-- SET PROBLEM --
Write out the records beneath this line exactly as they appear, minus any images.
───── ITEMS ─────
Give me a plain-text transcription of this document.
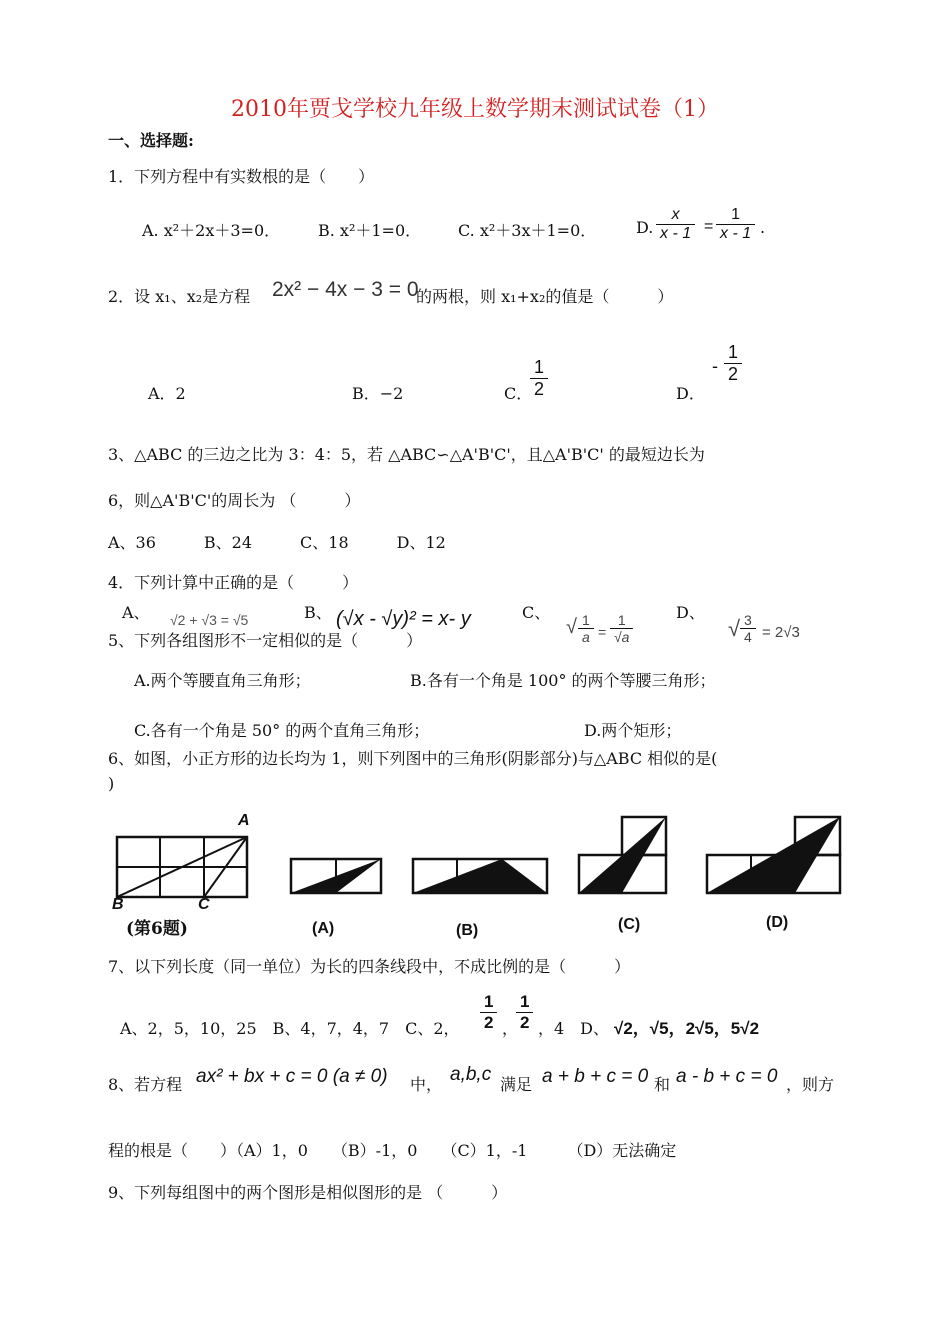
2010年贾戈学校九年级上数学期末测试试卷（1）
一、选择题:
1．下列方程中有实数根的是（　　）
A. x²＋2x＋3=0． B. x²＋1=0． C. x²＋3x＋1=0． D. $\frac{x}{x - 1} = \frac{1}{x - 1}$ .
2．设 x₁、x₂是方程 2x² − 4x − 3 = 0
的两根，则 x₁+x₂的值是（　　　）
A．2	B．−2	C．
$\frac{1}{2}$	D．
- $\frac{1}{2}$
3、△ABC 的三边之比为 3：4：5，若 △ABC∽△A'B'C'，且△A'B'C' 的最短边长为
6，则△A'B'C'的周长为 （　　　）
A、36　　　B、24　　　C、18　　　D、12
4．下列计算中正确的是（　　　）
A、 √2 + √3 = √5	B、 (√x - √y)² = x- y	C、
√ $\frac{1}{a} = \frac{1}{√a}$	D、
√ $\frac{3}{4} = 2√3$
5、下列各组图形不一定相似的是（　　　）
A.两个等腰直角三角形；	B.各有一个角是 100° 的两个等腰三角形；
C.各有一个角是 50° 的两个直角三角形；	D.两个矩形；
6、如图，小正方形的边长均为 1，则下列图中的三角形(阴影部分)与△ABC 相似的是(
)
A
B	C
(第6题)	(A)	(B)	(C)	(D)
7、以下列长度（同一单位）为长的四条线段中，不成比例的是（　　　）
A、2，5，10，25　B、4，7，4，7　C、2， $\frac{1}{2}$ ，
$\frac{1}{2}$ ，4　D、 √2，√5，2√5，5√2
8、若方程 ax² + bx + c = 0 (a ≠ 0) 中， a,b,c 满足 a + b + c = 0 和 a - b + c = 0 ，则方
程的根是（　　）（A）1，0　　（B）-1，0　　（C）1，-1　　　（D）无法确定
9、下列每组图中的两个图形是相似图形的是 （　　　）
─────
-- ANSWER TO THE PROBLEM --
Give me a plain-text transcription of this document.
2010年贾戈学校九年级上数学期末测试试卷（1）
一、选择题:
1．下列方程中有实数根的是（　　）
A. x²＋2x＋3=0． B. x²＋1=0． C. x²＋3x＋1=0． D. $\frac{x}{x - 1} = \frac{1}{x - 1}$ .
2．设 x₁、x₂是方程 2x² − 4x − 3 = 0
的两根，则 x₁+x₂的值是（　　　）
A．2	B．−2	C．
$\frac{1}{2}$	D．
- $\frac{1}{2}$
3、△ABC 的三边之比为 3：4：5，若 △ABC∽△A'B'C'，且△A'B'C' 的最短边长为
6，则△A'B'C'的周长为 （　　　）
A、36　　　B、24　　　C、18　　　D、12
4．下列计算中正确的是（　　　）
A、 √2 + √3 = √5	B、 (√x - √y)² = x- y	C、
√ $\frac{1}{a} = \frac{1}{√a}$	D、
√ $\frac{3}{4} = 2√3$
5、下列各组图形不一定相似的是（　　　）
A.两个等腰直角三角形；	B.各有一个角是 100° 的两个等腰三角形；
C.各有一个角是 50° 的两个直角三角形；	D.两个矩形；
6、如图，小正方形的边长均为 1，则下列图中的三角形(阴影部分)与△ABC 相似的是(
)
A
B	C
(第6题)	(A)	(B)	(C)	(D)
7、以下列长度（同一单位）为长的四条线段中，不成比例的是（　　　）
A、2，5，10，25　B、4，7，4，7　C、2， $\frac{1}{2}$ ，
$\frac{1}{2}$ ，4　D、 √2，√5，2√5，5√2
8、若方程 ax² + bx + c = 0 (a ≠ 0) 中， a,b,c 满足 a + b + c = 0 和 a - b + c = 0 ，则方
程的根是（　　）（A）1，0　　（B）-1，0　　（C）1，-1　　　（D）无法确定
9、下列每组图中的两个图形是相似图形的是 （　　　）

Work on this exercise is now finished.